[Instruction]:
Select, from the material below, each line with "this" in it.

[Extracted entries]:
==============================
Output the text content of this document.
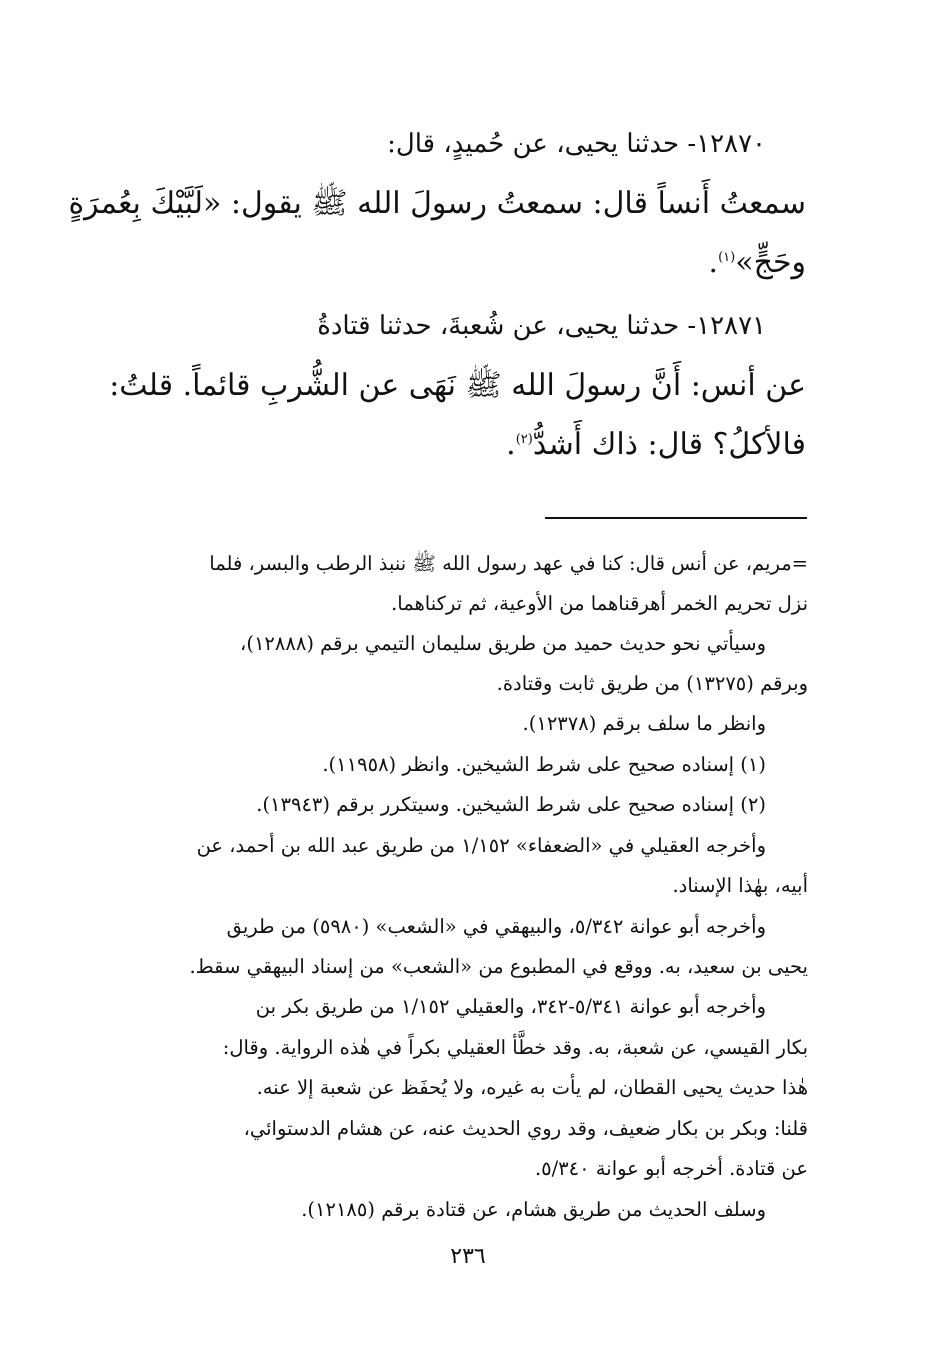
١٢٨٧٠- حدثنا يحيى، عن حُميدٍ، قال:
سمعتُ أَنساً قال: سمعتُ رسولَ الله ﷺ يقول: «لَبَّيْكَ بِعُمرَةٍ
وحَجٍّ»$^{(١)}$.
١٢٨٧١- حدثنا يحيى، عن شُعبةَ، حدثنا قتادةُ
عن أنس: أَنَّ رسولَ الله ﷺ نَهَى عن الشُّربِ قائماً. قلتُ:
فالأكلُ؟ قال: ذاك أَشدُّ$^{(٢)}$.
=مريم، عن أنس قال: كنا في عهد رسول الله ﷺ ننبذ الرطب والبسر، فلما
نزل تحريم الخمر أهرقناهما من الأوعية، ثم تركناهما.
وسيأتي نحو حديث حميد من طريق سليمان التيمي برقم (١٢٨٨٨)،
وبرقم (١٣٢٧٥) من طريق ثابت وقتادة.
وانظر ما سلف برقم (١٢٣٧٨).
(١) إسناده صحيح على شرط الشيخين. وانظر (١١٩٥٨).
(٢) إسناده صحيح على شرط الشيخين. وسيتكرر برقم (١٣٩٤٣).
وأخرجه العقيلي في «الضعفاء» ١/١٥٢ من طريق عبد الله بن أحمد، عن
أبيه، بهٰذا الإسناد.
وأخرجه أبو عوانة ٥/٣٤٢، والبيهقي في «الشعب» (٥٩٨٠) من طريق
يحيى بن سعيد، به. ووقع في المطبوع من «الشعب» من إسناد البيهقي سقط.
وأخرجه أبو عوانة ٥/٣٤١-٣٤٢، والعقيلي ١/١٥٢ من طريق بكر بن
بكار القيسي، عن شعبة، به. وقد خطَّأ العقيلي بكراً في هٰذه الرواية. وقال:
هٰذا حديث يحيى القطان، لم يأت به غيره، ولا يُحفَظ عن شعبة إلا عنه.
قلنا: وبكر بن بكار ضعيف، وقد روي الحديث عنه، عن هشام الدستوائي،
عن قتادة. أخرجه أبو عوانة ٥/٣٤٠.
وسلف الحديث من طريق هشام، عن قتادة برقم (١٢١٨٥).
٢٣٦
==============================
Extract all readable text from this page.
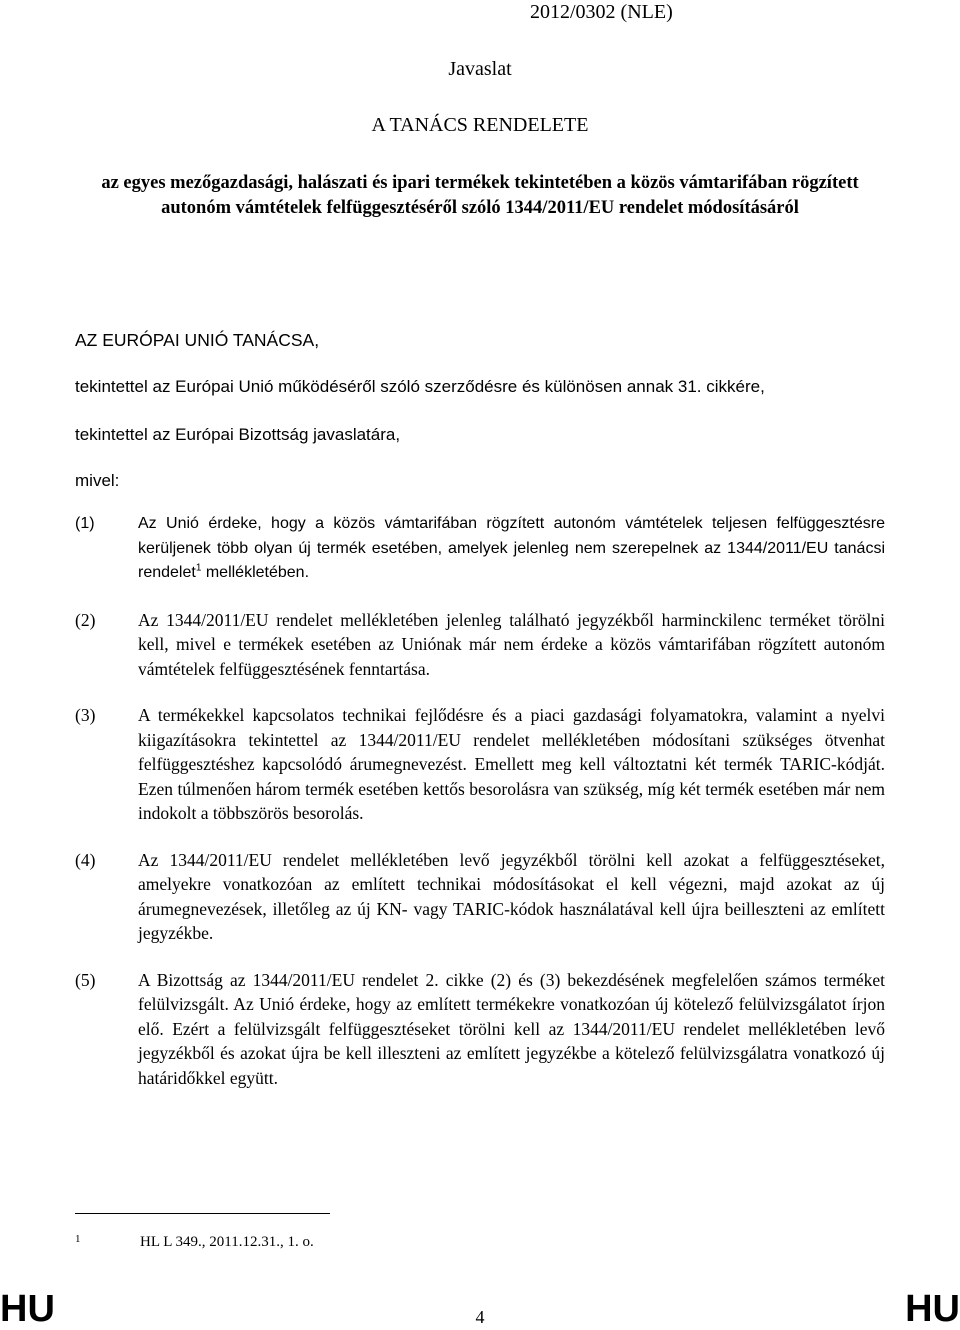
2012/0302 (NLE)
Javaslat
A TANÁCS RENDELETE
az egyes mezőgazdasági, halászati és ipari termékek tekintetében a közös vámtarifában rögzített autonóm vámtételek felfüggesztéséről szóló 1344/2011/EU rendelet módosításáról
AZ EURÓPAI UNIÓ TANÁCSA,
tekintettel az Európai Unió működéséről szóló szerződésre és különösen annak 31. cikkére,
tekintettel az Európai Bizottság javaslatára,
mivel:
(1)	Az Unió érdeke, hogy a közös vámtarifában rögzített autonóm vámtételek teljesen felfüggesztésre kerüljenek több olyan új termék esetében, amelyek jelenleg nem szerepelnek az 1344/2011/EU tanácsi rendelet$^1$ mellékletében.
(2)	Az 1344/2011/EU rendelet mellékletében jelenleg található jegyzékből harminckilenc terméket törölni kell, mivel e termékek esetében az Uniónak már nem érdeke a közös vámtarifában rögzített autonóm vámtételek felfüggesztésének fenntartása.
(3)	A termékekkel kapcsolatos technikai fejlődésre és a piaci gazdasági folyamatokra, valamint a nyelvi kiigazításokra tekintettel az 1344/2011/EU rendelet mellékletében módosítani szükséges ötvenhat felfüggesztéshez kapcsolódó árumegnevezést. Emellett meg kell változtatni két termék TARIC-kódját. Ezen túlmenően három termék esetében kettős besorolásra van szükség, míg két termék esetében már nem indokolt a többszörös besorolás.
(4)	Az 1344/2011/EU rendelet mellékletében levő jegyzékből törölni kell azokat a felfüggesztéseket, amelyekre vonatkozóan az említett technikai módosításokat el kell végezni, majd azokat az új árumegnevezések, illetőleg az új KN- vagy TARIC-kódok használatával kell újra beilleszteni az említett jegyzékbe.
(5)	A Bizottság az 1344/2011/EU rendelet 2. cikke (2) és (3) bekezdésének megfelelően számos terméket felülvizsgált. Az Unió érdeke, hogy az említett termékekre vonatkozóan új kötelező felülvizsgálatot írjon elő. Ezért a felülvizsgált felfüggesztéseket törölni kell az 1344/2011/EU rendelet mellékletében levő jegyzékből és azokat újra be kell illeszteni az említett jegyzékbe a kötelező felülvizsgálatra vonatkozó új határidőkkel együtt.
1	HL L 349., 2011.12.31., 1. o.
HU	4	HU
==============================
[Exercise response]:
Output the text content of this document.
Extract all readable text from this page.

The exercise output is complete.